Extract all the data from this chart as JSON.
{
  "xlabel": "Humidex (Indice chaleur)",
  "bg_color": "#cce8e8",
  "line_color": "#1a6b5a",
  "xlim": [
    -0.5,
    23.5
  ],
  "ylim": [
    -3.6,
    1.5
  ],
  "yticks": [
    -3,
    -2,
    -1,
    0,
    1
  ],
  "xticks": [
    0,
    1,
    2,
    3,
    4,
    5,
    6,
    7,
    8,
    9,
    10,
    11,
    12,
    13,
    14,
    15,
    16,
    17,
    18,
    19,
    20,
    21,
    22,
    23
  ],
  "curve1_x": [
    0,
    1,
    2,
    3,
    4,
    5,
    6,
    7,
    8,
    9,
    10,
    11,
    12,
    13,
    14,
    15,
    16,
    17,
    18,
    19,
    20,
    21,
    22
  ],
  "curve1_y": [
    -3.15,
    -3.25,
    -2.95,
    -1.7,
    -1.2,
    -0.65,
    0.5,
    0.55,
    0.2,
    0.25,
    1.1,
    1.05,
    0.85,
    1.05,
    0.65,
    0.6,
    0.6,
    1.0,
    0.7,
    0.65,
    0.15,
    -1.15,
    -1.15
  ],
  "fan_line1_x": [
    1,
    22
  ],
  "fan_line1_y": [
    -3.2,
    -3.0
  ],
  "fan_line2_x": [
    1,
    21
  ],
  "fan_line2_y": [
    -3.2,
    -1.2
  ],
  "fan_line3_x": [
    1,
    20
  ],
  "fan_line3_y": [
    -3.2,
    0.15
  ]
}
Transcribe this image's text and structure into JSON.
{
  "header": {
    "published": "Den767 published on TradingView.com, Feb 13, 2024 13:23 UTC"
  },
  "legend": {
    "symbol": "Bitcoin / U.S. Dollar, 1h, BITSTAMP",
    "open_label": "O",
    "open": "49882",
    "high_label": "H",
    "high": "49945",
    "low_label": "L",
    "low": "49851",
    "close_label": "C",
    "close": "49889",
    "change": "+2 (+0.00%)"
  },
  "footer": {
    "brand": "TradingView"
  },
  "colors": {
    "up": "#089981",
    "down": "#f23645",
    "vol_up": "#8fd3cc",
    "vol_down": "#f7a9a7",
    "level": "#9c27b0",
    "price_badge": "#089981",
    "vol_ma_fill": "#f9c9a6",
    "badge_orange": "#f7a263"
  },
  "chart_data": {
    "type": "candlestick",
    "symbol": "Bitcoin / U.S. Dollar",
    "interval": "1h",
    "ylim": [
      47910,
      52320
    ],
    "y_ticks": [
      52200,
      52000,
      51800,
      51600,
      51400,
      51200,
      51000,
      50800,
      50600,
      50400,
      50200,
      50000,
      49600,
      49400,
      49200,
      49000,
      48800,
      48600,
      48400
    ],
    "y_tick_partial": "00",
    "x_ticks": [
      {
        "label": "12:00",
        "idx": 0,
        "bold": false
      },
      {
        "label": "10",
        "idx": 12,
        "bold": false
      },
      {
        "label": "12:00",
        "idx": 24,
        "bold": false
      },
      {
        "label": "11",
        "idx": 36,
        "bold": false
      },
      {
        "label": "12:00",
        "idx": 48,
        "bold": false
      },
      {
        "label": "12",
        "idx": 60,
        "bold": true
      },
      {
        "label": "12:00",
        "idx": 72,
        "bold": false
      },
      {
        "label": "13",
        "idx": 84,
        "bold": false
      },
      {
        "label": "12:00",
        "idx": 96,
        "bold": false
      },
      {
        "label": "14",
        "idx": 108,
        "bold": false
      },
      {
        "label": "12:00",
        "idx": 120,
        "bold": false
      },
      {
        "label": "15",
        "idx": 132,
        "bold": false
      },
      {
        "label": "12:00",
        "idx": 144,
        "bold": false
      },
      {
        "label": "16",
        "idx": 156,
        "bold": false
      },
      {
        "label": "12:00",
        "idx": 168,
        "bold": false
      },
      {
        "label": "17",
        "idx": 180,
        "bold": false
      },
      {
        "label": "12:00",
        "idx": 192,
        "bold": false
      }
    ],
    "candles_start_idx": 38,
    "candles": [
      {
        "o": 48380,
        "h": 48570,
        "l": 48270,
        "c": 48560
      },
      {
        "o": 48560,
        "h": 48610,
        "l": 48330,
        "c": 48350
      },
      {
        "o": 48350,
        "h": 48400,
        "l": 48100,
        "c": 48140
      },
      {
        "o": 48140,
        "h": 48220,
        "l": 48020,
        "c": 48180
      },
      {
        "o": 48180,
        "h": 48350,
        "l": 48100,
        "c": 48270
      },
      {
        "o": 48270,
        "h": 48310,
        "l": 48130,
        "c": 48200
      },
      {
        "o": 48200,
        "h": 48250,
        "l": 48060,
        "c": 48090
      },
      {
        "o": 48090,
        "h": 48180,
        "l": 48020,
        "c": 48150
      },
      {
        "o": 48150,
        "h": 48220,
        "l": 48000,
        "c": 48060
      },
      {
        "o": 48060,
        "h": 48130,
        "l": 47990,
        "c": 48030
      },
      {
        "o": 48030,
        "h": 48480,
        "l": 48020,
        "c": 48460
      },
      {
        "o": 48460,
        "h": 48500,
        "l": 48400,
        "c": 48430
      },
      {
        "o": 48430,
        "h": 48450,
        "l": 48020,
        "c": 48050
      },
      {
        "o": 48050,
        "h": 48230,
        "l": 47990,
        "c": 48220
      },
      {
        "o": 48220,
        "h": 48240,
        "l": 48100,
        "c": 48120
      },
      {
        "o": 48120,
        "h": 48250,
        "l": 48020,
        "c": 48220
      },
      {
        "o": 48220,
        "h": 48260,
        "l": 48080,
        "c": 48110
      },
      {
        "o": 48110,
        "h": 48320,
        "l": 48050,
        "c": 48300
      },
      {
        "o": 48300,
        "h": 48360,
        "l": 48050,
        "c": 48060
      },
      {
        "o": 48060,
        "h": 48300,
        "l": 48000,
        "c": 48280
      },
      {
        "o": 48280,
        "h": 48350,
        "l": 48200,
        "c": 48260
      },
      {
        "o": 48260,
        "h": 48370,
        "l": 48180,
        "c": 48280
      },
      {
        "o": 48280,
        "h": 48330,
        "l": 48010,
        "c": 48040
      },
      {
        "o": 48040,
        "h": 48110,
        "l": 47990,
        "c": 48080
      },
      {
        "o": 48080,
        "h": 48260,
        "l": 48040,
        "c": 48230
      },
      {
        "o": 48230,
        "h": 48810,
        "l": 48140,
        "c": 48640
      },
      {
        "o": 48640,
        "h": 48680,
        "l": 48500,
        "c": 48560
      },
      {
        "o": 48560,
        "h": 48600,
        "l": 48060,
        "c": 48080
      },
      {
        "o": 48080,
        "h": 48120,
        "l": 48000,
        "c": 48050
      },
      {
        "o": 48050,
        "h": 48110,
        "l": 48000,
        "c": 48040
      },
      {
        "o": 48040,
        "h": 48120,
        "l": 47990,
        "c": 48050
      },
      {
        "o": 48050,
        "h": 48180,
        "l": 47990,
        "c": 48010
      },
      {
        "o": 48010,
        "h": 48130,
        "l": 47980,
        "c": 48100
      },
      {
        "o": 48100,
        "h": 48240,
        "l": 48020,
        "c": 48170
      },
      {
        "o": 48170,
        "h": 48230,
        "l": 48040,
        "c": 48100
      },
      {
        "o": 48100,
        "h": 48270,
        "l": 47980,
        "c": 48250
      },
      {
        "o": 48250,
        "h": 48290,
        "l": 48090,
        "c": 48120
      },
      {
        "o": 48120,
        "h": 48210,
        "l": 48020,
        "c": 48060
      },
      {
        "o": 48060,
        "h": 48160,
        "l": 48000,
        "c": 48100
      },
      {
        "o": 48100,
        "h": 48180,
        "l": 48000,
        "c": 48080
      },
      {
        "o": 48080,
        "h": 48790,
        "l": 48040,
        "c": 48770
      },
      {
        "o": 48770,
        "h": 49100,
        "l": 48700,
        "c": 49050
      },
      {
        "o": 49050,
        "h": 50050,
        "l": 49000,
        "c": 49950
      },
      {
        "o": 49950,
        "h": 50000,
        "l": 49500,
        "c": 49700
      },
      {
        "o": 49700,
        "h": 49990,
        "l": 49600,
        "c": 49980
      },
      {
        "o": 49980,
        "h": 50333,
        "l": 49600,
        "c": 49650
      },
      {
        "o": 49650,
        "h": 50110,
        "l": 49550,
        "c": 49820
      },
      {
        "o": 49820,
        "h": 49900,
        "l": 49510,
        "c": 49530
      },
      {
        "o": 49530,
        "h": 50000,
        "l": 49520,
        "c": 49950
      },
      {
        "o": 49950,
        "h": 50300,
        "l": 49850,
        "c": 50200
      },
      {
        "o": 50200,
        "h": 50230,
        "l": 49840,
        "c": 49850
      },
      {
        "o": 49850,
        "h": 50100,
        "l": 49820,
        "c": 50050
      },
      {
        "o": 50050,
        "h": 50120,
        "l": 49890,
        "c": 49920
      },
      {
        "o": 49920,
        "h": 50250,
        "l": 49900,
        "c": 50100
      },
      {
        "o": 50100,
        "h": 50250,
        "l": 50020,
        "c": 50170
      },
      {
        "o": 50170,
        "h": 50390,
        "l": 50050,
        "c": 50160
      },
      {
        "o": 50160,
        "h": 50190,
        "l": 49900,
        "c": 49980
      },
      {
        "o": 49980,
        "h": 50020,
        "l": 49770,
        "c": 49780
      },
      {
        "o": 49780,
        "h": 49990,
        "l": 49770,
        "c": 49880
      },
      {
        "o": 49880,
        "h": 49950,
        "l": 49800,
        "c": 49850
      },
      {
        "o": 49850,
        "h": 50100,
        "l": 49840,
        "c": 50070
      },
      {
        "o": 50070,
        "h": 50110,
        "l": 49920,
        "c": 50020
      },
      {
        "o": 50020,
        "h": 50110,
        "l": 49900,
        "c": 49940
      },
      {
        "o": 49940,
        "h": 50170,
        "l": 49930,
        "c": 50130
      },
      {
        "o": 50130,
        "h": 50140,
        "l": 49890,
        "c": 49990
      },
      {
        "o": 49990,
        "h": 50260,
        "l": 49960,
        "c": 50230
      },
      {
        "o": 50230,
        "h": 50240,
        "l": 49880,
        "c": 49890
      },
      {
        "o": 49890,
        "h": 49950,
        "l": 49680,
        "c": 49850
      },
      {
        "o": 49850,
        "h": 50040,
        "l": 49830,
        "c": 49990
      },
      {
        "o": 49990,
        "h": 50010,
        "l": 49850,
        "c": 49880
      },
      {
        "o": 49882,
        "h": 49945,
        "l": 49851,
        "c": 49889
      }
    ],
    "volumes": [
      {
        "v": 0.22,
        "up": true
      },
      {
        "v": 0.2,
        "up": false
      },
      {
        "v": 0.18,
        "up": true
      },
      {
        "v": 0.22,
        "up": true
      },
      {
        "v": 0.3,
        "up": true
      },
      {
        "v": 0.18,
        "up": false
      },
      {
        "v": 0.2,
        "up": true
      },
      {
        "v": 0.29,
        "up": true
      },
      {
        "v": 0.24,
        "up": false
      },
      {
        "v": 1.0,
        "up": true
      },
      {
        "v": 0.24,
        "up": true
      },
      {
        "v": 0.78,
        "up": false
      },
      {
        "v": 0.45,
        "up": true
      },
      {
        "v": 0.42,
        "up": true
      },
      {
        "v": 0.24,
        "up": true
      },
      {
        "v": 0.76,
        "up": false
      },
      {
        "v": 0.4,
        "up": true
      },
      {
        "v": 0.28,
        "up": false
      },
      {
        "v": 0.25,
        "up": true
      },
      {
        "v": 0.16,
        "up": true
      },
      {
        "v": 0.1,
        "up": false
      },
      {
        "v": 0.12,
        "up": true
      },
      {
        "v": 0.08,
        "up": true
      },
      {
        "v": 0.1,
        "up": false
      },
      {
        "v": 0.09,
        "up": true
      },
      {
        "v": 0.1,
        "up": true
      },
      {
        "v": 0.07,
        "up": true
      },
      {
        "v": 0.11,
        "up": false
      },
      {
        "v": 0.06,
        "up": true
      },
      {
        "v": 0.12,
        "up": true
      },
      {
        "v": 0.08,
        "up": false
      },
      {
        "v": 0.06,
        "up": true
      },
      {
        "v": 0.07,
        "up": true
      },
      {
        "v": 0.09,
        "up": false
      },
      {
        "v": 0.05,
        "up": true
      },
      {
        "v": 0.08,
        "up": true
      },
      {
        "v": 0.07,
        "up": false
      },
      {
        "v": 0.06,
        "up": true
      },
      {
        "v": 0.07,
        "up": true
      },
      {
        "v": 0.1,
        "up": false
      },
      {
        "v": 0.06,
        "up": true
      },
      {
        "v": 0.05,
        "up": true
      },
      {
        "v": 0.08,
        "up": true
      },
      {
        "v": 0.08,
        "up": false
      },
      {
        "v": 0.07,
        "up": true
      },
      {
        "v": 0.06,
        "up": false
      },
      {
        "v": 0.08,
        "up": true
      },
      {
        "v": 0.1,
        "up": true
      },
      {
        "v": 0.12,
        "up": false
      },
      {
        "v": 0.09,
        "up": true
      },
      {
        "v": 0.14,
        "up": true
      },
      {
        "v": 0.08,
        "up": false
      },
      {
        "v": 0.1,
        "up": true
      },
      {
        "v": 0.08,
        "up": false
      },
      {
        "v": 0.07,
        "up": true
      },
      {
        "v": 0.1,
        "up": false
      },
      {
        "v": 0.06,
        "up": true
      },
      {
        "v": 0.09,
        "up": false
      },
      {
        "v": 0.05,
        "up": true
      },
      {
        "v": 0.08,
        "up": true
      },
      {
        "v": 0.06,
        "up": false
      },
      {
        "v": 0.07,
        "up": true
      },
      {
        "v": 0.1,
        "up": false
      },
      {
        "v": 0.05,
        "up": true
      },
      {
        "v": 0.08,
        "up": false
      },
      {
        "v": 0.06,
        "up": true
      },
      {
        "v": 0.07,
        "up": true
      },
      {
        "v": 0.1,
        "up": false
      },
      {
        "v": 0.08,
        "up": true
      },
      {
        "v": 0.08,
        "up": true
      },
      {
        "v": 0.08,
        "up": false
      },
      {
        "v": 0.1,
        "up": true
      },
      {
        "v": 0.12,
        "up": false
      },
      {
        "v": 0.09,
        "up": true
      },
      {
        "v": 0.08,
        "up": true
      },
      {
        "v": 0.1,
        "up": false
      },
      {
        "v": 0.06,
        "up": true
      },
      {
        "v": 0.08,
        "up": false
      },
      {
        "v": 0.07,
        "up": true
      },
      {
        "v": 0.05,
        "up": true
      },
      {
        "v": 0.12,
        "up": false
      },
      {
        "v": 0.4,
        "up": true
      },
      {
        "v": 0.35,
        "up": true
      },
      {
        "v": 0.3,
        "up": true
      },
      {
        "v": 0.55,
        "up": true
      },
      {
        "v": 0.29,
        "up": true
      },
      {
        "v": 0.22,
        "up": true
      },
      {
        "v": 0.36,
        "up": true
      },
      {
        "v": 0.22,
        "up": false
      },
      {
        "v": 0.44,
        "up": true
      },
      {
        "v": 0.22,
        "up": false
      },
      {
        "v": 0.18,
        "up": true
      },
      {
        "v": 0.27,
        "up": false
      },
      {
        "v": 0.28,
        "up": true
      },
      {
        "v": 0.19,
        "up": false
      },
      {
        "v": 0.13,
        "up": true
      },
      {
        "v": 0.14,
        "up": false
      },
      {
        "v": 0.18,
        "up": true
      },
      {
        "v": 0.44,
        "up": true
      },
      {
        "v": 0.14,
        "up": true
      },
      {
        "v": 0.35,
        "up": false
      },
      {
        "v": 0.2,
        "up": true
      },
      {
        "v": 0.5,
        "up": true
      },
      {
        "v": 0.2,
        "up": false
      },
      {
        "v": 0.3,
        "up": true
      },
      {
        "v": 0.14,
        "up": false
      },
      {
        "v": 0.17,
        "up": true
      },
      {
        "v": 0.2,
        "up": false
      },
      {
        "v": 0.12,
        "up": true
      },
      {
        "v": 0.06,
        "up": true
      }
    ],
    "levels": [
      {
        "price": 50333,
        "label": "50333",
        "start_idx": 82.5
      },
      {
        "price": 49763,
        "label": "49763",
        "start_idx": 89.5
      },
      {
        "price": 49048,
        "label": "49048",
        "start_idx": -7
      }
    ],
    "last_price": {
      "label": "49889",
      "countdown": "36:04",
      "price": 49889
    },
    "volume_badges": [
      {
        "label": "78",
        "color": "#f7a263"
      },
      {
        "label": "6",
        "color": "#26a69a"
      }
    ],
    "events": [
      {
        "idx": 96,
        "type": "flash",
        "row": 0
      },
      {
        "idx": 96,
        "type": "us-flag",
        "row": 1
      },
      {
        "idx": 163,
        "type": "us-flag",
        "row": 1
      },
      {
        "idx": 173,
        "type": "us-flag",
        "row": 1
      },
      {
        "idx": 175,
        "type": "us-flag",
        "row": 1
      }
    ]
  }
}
▬▬▬▬▬▬
→ Work to be completed
Find the word "symbol" in the records and pull out each line that has it.

→ Reply to the task
    "symbol": "Bitcoin / U.S. Dollar, 1h, BITSTAMP",
    "symbol": "Bitcoin / U.S. Dollar",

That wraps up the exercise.